[Lines of data]
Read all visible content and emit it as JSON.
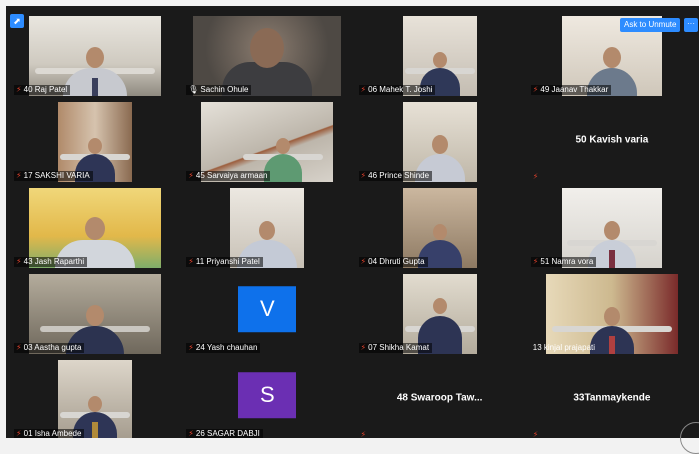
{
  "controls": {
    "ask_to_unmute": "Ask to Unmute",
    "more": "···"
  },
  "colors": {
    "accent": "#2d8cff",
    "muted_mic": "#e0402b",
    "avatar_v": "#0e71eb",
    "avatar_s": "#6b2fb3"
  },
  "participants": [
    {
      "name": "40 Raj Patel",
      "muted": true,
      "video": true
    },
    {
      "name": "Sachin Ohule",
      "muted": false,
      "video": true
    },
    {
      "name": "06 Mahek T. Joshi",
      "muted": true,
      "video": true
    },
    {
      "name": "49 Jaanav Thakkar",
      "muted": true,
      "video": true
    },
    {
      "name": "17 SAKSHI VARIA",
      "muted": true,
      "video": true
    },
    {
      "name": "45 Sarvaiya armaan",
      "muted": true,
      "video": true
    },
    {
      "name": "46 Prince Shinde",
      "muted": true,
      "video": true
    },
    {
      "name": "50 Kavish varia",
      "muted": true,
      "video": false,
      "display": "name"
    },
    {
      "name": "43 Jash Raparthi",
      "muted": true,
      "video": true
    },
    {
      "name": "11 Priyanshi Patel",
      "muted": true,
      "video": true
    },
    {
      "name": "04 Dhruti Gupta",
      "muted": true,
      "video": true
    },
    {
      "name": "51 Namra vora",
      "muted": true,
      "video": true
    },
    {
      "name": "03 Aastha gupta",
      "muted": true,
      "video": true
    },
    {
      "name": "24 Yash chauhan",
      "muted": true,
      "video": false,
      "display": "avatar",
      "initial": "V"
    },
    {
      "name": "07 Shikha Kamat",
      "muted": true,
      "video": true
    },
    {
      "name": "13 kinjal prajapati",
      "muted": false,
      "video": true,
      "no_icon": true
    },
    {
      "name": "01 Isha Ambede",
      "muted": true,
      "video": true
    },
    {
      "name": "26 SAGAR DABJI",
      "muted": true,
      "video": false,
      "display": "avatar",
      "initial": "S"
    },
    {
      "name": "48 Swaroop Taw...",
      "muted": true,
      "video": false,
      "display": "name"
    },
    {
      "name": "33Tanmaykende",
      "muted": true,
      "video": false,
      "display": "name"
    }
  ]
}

* Requirements
Return each full line of the entries that contains the word "Patel".

* Result
      "name": "40 Raj Patel",
      "name": "11 Priyanshi Patel",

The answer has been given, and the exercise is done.